#### [Exercise aim]
Count the lines in the rows below that contain the string "circle". Reply with the number only.

#### [Records provided]
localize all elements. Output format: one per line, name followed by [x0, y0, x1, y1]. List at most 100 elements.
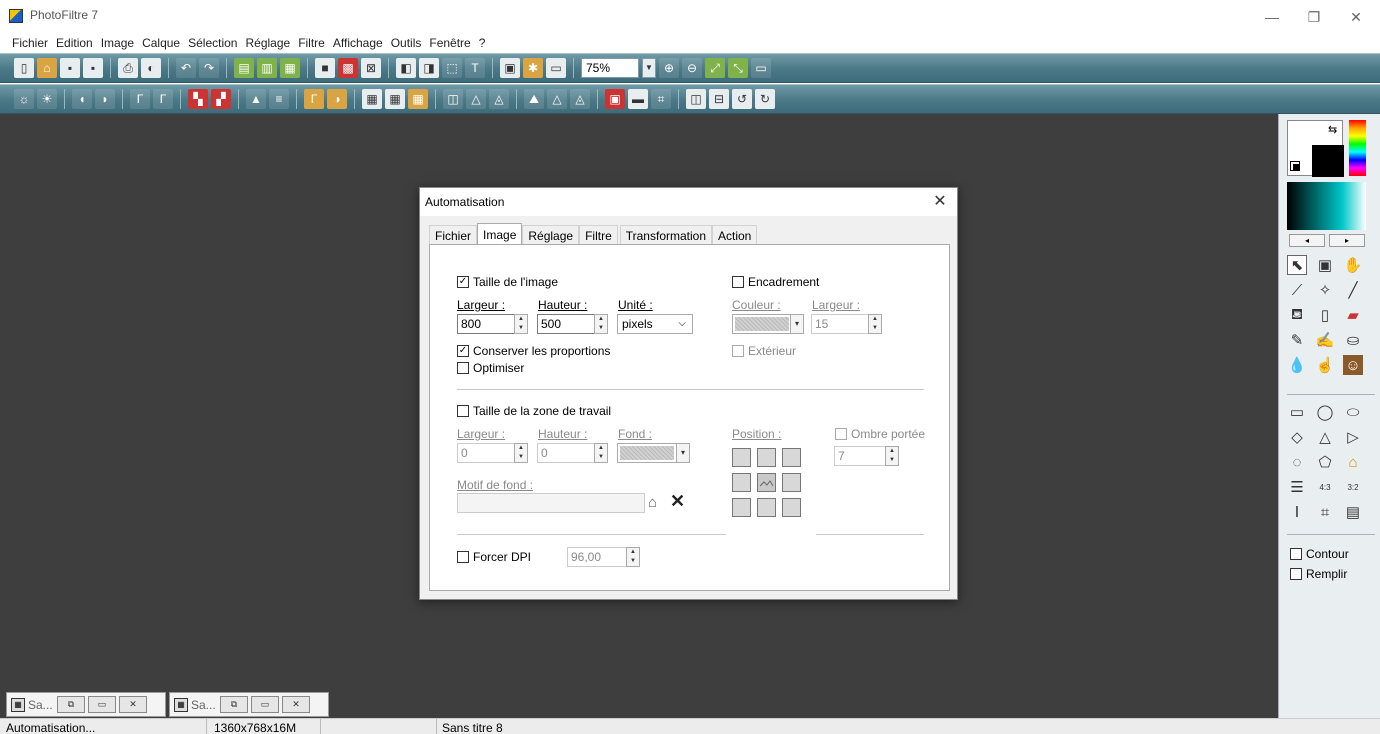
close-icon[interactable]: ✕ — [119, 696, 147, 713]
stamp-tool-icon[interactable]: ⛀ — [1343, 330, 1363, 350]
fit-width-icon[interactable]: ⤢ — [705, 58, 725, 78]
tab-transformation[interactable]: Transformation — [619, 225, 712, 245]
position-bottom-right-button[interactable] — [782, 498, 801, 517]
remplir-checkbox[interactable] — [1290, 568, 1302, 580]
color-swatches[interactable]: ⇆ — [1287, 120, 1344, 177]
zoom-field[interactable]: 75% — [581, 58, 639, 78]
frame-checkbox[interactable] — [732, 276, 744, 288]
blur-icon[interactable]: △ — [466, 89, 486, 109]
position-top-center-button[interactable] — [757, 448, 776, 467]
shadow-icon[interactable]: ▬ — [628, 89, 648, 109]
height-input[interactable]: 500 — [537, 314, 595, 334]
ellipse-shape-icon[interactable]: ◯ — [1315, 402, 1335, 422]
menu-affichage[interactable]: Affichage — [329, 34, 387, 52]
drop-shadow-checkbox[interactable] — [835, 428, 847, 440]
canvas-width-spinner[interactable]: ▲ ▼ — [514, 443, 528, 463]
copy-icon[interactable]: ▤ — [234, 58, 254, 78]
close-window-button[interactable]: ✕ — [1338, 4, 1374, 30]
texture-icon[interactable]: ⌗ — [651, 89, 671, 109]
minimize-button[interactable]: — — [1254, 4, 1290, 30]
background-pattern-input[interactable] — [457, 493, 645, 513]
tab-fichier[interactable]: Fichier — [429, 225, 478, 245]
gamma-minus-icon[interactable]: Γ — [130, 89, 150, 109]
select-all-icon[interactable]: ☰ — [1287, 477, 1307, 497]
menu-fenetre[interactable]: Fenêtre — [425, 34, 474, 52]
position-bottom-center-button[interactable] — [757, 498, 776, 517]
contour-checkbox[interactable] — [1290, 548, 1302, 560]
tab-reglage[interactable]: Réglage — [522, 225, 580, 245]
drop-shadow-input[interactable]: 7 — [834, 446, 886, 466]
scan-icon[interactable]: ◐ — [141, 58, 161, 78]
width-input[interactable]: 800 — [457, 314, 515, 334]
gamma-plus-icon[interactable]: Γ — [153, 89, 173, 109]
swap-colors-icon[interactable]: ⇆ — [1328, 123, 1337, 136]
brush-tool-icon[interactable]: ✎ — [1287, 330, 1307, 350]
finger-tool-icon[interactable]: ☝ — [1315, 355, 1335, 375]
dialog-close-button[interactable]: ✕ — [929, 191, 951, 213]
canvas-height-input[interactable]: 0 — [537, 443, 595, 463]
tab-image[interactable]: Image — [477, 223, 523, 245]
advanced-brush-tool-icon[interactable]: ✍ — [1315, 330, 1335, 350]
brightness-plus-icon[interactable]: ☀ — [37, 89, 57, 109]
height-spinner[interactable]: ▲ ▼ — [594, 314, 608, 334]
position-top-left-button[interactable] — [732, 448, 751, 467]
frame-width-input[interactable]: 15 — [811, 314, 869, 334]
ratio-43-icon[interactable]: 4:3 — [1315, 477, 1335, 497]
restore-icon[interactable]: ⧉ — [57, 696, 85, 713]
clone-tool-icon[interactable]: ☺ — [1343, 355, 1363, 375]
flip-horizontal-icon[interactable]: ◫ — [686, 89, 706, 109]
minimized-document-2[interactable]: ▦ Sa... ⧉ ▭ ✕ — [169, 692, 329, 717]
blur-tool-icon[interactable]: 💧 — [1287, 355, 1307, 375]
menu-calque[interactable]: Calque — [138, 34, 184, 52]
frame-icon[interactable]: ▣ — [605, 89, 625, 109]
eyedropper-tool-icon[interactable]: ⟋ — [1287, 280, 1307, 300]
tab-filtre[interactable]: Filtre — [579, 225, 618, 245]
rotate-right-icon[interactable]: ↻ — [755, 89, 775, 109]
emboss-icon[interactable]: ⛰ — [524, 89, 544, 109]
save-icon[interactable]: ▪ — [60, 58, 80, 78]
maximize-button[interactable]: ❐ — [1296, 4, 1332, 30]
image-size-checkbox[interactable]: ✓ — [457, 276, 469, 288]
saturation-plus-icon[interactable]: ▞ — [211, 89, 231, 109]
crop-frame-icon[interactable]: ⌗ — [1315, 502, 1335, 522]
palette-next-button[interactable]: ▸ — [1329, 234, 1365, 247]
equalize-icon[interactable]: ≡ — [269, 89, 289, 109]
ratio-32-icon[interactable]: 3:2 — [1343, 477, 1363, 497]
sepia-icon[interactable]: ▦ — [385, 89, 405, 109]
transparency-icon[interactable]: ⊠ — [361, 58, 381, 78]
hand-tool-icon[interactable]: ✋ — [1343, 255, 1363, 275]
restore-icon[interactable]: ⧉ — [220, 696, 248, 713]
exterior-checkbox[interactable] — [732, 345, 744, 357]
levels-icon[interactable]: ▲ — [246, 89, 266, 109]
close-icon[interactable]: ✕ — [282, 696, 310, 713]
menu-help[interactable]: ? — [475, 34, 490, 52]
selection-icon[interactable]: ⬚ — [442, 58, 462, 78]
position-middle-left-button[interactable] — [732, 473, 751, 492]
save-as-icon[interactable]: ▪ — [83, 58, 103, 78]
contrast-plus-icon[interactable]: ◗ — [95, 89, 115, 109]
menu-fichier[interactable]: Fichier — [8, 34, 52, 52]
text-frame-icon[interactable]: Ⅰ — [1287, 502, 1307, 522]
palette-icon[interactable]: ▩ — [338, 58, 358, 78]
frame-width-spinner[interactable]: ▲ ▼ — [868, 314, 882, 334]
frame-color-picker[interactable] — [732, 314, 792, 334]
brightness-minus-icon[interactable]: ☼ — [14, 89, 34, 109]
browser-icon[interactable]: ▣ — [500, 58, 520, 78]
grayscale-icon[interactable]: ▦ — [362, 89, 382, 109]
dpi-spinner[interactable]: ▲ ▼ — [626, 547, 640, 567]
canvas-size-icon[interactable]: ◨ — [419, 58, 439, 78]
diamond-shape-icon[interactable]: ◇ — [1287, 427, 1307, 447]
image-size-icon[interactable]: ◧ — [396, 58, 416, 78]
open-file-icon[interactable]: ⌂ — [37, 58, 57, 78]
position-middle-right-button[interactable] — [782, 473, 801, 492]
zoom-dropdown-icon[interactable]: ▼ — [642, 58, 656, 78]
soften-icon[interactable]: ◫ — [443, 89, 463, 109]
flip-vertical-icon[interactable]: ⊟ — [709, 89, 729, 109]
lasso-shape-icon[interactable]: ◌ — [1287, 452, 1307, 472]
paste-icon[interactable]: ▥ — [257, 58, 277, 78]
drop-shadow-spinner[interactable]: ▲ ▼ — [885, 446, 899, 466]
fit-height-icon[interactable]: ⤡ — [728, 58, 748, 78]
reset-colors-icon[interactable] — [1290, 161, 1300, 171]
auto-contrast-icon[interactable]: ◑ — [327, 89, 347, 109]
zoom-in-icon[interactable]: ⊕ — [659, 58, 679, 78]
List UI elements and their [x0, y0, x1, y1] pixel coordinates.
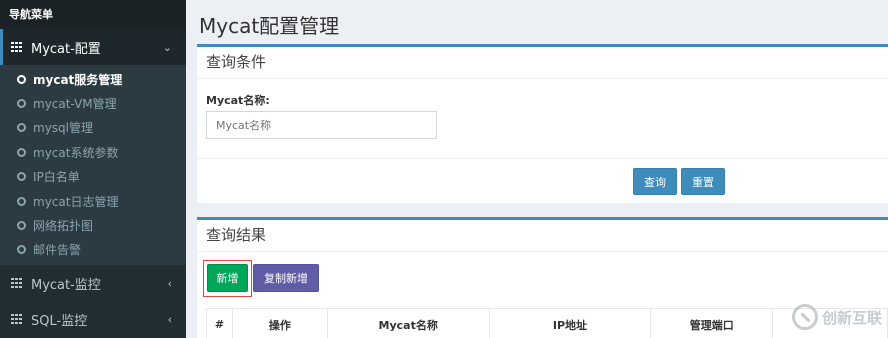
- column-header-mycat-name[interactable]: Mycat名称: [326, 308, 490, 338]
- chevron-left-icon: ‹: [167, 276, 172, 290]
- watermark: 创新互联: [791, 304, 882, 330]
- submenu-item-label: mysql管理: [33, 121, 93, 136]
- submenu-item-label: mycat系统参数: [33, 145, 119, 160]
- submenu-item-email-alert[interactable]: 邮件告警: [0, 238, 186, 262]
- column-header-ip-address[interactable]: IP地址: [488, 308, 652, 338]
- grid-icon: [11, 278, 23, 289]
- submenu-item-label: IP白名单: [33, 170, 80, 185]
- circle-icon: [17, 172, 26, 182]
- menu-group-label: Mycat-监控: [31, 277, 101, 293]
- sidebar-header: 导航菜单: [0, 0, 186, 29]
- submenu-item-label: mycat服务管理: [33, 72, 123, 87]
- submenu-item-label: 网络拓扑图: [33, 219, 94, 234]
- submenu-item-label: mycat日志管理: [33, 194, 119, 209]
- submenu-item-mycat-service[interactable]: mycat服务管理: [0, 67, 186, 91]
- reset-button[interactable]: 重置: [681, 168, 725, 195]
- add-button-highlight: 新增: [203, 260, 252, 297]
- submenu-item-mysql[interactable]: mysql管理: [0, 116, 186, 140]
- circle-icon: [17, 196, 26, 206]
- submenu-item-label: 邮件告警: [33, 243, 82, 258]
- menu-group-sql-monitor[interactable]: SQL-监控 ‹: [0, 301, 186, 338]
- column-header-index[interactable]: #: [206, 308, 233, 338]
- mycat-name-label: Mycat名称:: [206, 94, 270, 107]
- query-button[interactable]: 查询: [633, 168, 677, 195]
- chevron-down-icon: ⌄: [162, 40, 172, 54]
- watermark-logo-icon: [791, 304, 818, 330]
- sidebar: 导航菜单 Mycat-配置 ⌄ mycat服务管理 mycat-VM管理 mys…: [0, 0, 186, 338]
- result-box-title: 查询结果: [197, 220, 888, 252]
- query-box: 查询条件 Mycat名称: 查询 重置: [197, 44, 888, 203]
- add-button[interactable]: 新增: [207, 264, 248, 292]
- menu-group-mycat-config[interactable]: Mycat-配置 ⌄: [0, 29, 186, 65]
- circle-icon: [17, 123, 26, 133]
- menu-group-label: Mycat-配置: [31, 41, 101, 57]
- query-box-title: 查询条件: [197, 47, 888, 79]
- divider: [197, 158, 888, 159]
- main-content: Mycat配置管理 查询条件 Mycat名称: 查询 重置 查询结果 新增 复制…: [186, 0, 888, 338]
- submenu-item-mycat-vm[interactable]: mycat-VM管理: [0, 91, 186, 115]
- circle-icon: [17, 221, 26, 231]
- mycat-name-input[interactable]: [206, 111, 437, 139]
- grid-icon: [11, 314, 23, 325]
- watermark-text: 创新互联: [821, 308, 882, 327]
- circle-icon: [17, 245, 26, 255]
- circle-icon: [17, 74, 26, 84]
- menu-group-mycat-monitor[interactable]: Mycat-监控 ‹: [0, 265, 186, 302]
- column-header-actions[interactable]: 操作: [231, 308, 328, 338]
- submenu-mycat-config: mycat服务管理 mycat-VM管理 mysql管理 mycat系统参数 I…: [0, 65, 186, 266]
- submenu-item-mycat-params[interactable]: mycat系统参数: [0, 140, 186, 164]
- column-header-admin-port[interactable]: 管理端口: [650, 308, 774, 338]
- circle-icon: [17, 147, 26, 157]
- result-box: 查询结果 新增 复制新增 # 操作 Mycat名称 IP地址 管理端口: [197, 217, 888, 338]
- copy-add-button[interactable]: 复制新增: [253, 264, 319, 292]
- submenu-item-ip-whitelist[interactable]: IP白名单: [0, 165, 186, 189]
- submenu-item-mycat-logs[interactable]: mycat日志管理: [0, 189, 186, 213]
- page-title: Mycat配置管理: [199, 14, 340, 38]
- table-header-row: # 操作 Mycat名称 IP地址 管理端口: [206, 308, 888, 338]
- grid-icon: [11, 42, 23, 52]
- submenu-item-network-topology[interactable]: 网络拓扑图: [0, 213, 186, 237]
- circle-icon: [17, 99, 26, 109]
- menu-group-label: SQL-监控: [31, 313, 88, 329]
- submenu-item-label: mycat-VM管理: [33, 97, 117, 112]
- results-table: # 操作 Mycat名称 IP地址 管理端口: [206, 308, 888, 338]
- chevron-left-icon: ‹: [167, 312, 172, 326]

#### [Response for this exercise]
8